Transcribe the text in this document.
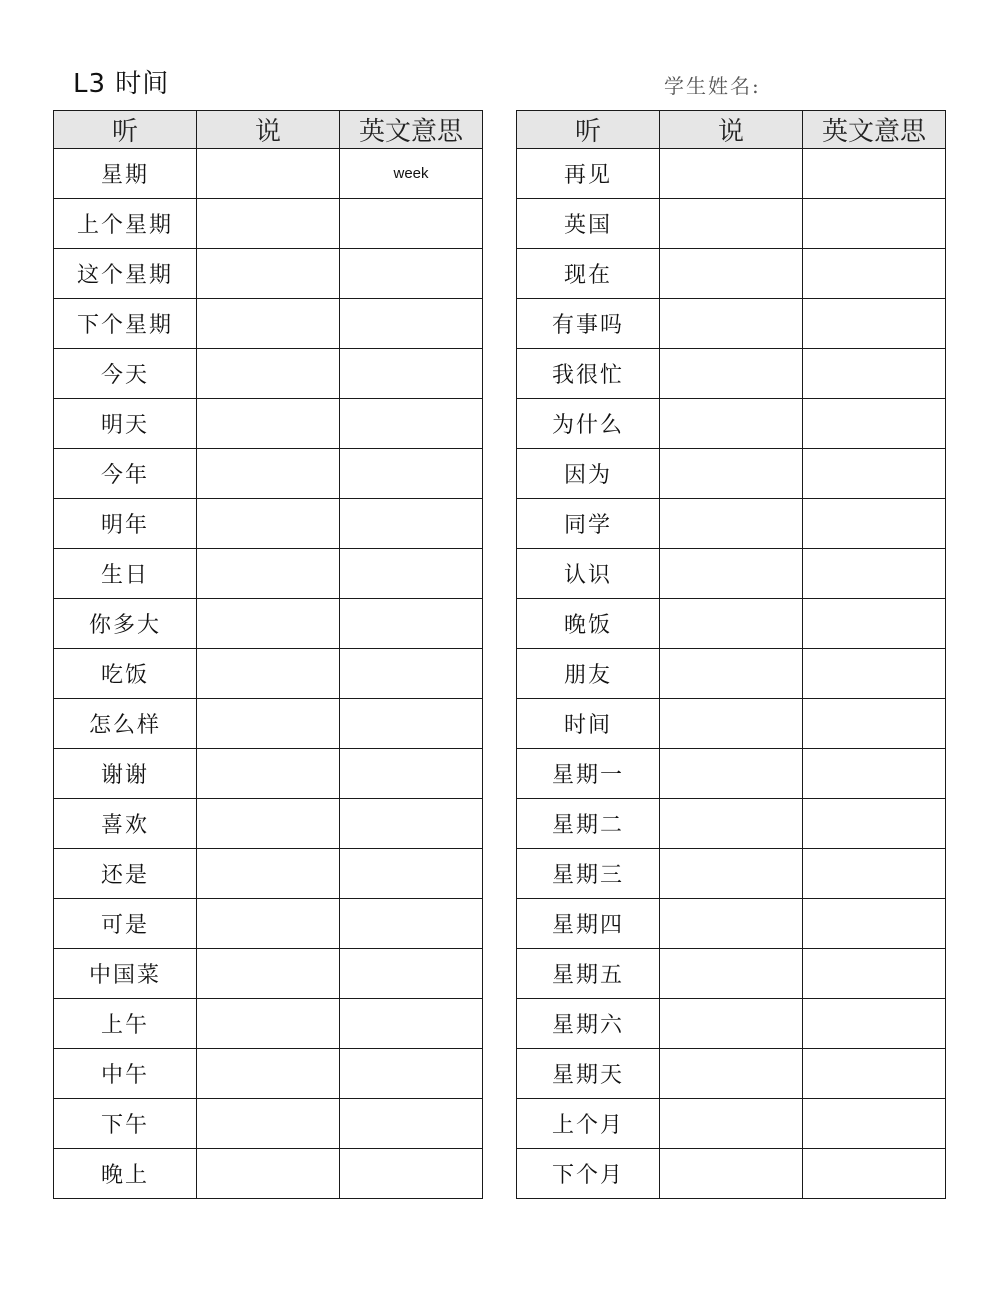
L3 时间	学生姓名:
听	说	英文意思
星期		week
上个星期		
这个星期		
下个星期		
今天		
明天		
今年		
明年		
生日		
你多大		
吃饭		
怎么样		
谢谢		
喜欢		
还是		
可是		
中国菜		
上午		
中午		
下午		
晚上		
听	说	英文意思
再见		
英国		
现在		
有事吗		
我很忙		
为什么		
因为		
同学		
认识		
晚饭		
朋友		
时间		
星期一		
星期二		
星期三		
星期四		
星期五		
星期六		
星期天		
上个月		
下个月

[Problem details]: The pictures should not appear in the copy; every other part of the records above must be returned exactly.

[Answer to the exercise]:
Transcribe the text in this document.
L3 时间	学生姓名:
听	说	英文意思
星期		week
上个星期		
这个星期		
下个星期		
今天		
明天		
今年		
明年		
生日		
你多大		
吃饭		
怎么样		
谢谢		
喜欢		
还是		
可是		
中国菜		
上午		
中午		
下午		
晚上		
听	说	英文意思
再见		
英国		
现在		
有事吗		
我很忙		
为什么		
因为		
同学		
认识		
晚饭		
朋友		
时间		
星期一		
星期二		
星期三		
星期四		
星期五		
星期六		
星期天		
上个月		
下个月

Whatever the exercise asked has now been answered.